— WORK INSTRUCTIONS —
Find each line containing the string "SUELTA". Copy it.
»»
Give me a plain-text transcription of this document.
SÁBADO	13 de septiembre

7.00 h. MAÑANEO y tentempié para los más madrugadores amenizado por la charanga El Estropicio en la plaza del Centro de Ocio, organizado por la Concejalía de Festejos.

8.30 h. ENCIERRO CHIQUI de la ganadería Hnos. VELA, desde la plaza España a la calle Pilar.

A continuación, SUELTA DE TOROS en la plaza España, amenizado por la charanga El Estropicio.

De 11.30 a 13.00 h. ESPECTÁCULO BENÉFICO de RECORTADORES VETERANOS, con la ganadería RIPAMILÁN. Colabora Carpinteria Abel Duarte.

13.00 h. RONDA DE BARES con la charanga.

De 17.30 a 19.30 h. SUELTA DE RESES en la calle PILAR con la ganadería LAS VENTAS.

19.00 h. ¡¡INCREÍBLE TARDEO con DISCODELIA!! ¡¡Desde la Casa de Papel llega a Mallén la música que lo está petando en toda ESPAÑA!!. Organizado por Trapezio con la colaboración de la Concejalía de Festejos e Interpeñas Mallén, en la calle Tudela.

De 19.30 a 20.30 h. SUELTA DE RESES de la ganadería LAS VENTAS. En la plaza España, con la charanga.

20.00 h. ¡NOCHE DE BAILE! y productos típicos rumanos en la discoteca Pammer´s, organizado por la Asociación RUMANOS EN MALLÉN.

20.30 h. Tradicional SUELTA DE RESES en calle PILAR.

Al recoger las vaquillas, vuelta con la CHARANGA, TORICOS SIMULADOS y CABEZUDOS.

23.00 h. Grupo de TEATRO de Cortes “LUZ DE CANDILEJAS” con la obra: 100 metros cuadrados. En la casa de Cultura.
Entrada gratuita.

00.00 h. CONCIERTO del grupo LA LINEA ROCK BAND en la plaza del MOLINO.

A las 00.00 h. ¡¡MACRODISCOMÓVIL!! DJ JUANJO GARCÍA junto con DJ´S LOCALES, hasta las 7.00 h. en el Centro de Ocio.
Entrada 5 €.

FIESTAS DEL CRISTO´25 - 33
««
— OUTPUT —
A continuación, SUELTA DE TOROS en la plaza España, amenizado por la charanga El Estropicio.
De 17.30 a 19.30 h. SUELTA DE RESES en la calle PILAR con la ganadería LAS VENTAS.
De 19.30 a 20.30 h. SUELTA DE RESES de la ganadería LAS VENTAS. En la plaza España, con la charanga.
20.30 h. Tradicional SUELTA DE RESES en calle PILAR.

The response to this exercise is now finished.